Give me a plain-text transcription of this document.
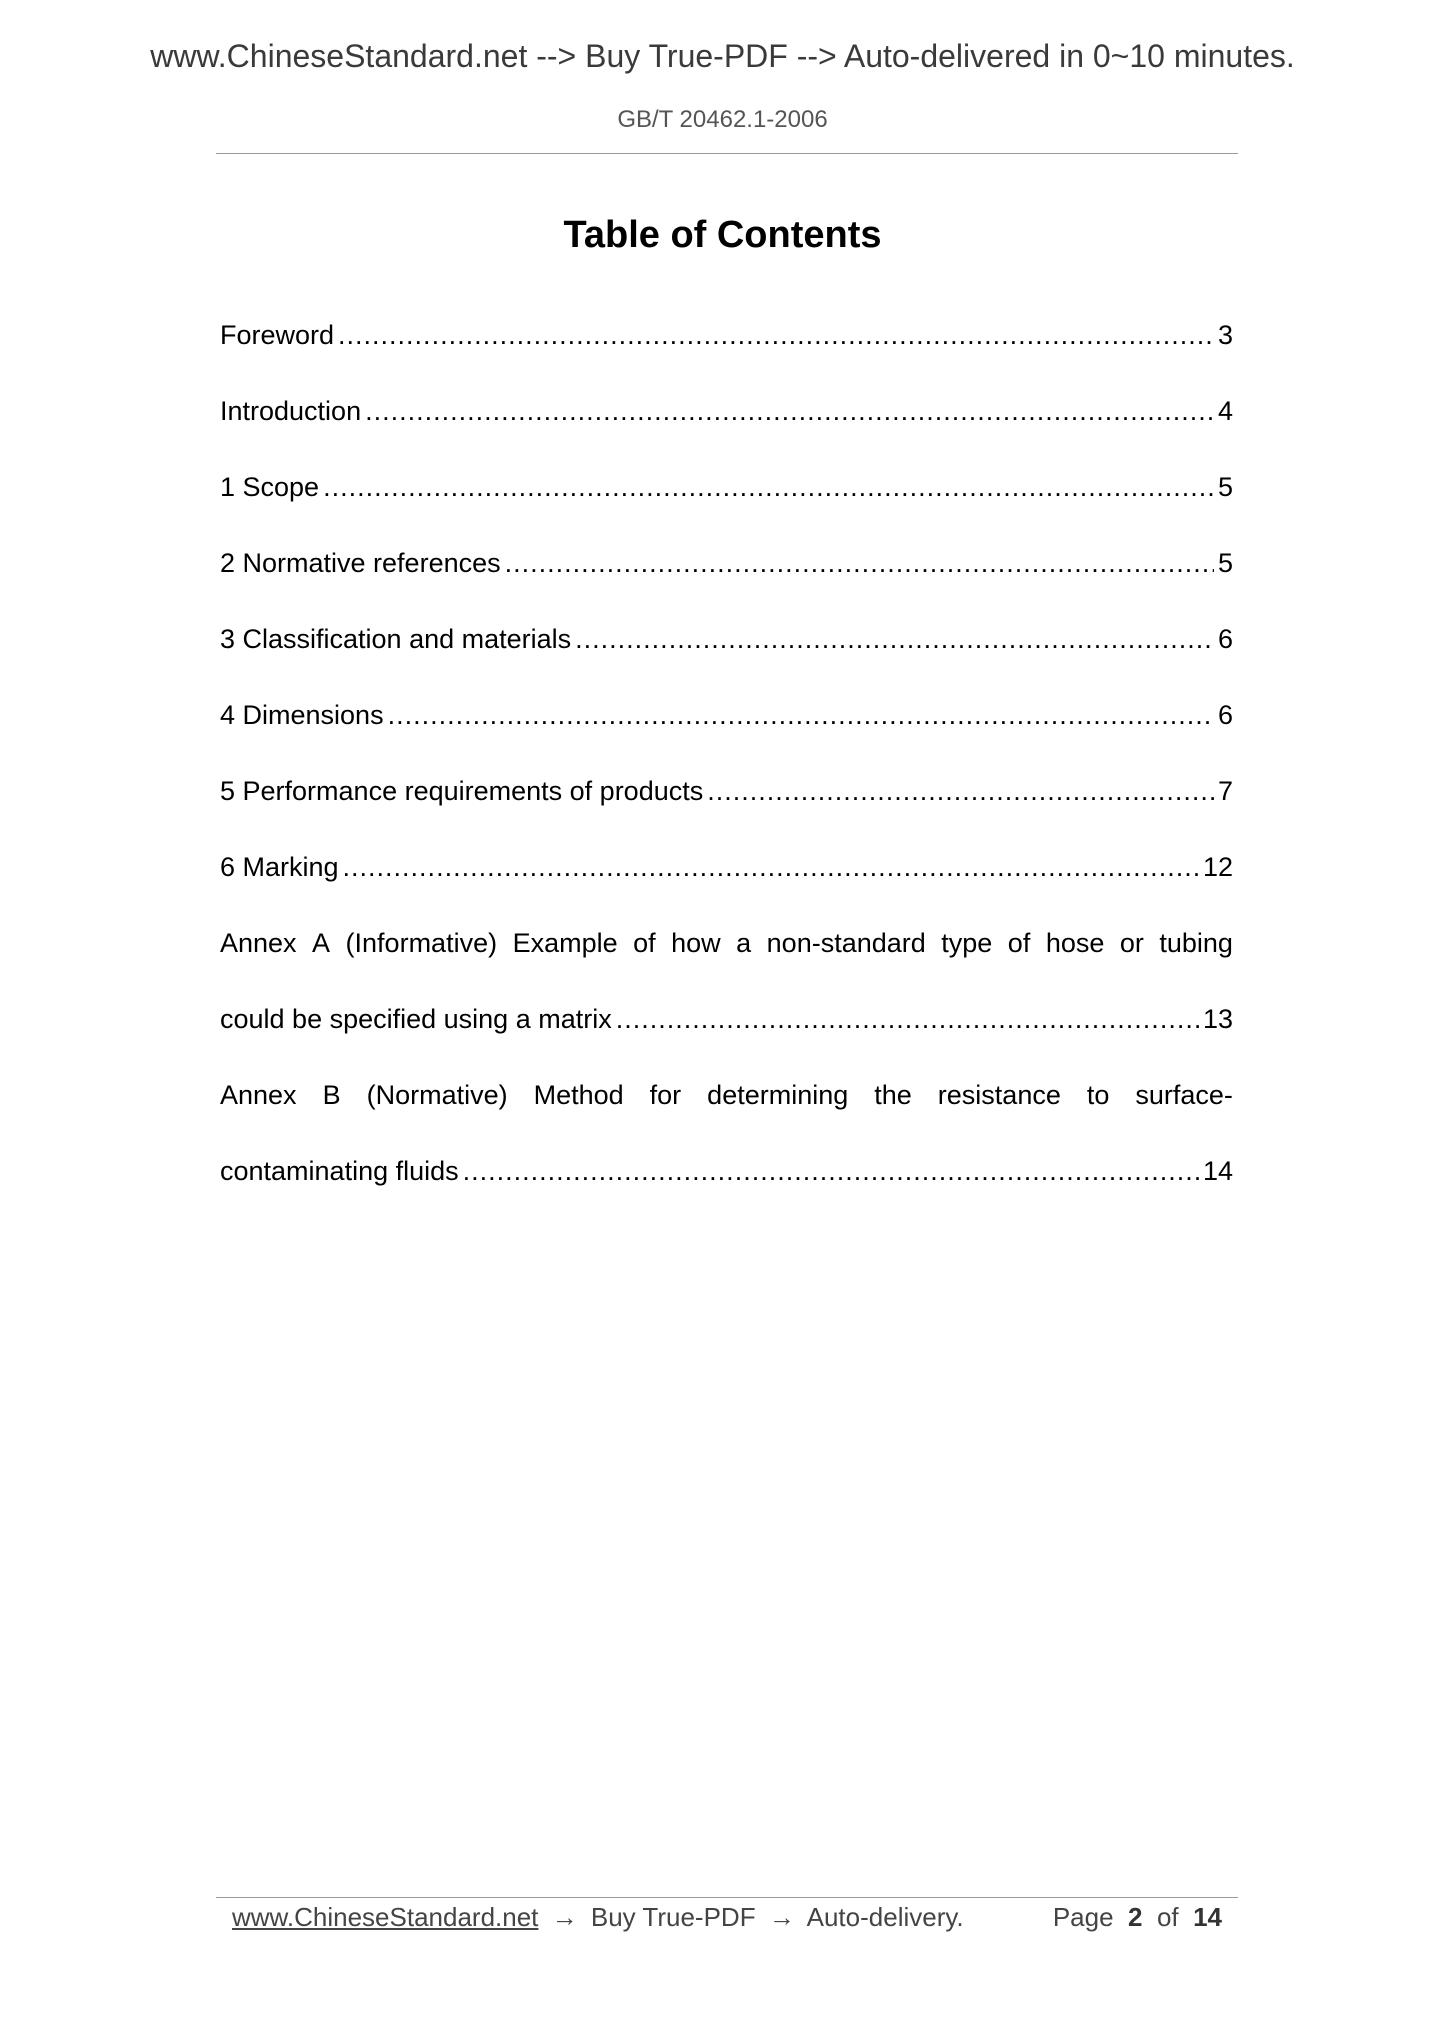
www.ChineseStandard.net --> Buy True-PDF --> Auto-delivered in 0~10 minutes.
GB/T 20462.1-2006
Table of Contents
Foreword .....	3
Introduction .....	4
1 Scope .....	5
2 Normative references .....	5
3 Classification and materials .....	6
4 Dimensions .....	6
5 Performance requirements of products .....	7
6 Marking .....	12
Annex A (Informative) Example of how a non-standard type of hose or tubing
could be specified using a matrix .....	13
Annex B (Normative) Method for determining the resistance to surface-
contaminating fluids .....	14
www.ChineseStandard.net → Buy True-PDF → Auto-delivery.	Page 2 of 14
**********
Pictures are excluded; copy every other part of the records exactly.

*Complete answer*.
Give me a plain-text transcription of this document.
www.ChineseStandard.net --> Buy True-PDF --> Auto-delivered in 0~10 minutes.
GB/T 20462.1-2006
Table of Contents
Foreword .....	3
Introduction .....	4
1 Scope .....	5
2 Normative references .....	5
3 Classification and materials .....	6
4 Dimensions .....	6
5 Performance requirements of products .....	7
6 Marking .....	12
Annex A (Informative) Example of how a non-standard type of hose or tubing
could be specified using a matrix .....	13
Annex B (Normative) Method for determining the resistance to surface-
contaminating fluids .....	14
www.ChineseStandard.net → Buy True-PDF → Auto-delivery.	Page 2 of 14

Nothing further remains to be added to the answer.